*GIVEN PROBLEM A*
Could you quote the erosion lesson plan between "Step 5: When" and "amount of water.", inclusive?
-- START OF QUOTED PASSAGE --
Intended Learning Outcomes

  1. Identify variables and describe relationships
  2. Collect, record and analyze data.
  3. Demonstrate scientific principles.


Instructional Procedures

Step 1: Place the erosion chambers on a visible table in the classroom. Tell the students that they will be conducting an experiment on water erosion. Have the students discuss each of the three sections of the erosion chamber and label them as (1) bare soil, (2) scarce vegetation, and (3) vegetated.

Step 2: Have the students sketch the apparatus and label the sections. Ask the students to predict and record what they think will happen when 2 liters of water are poured into each section. What will the soil look like? What will the runoff look like? Will it make a difference if the water is poured on in a stream or "sprinkled?"

Step 3: Begin the experiment with the vegetated section. Have the students make observations about what the soil looks like as the water runs over the surface. How much water soaks in? How much runs off? Consider having students measure the time it takes for all excess water to run out of the chamber. Start the timer when the water is poured on the soil and stop the timer when there is no additional water draining from the pan. Discuss student observations. You may need to pour in 2 or 3 liters of water to see water draining from the end of the pan. The amount of water needed will depend upon the amount of moisture in the soil before you began the lab.

Step 4: Repeat the process in the other sections. Time each experiment and record the results in a journal. Invite students to think about an explanation for the results they recorded.

Step 5: When all three of the sections have received the same amount of water, measure the amount of water that was collected at the end of each chamber.

You may want to weigh the pans before and after the lab to show which pan absorbed the greatest amount of water.

Marking the soil level in each of the jars with a transparency pen at the conclusion of the lab will allow students to compare the amount of soil that eroded in each pan.
-- END OF QUOTED PASSAGE --
*GIVEN PROBLEM B*
Can you print the entries between the first line and the line holding "arrow <box>431 544 438 602</box>", inclusive?
-- START OF PROVIDED ENTRIES --
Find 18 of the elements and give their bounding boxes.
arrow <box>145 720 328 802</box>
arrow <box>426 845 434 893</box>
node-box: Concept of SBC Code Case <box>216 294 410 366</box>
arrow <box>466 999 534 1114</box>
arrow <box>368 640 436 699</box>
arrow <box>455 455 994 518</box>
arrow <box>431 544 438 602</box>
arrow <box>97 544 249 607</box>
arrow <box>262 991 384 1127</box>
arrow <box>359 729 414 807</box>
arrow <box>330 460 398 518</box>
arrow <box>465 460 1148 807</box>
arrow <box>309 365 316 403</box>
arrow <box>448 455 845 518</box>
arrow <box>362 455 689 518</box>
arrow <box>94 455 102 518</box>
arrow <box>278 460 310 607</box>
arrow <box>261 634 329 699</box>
-- END OF PROVIDED ENTRIES --
*TASK RESPONSE A*
Step 5: When all three of the sections have received the same amount of water, measure the amount of water that was collected at the end of each chamber.

You may want to weigh the pans before and after the lab to show which pan absorbed the greatest amount of water.

*TASK RESPONSE B*
Find 18 of the elements and give their bounding boxes.
arrow <box>145 720 328 802</box>
arrow <box>426 845 434 893</box>
node-box: Concept of SBC Code Case <box>216 294 410 366</box>
arrow <box>466 999 534 1114</box>
arrow <box>368 640 436 699</box>
arrow <box>455 455 994 518</box>
arrow <box>431 544 438 602</box>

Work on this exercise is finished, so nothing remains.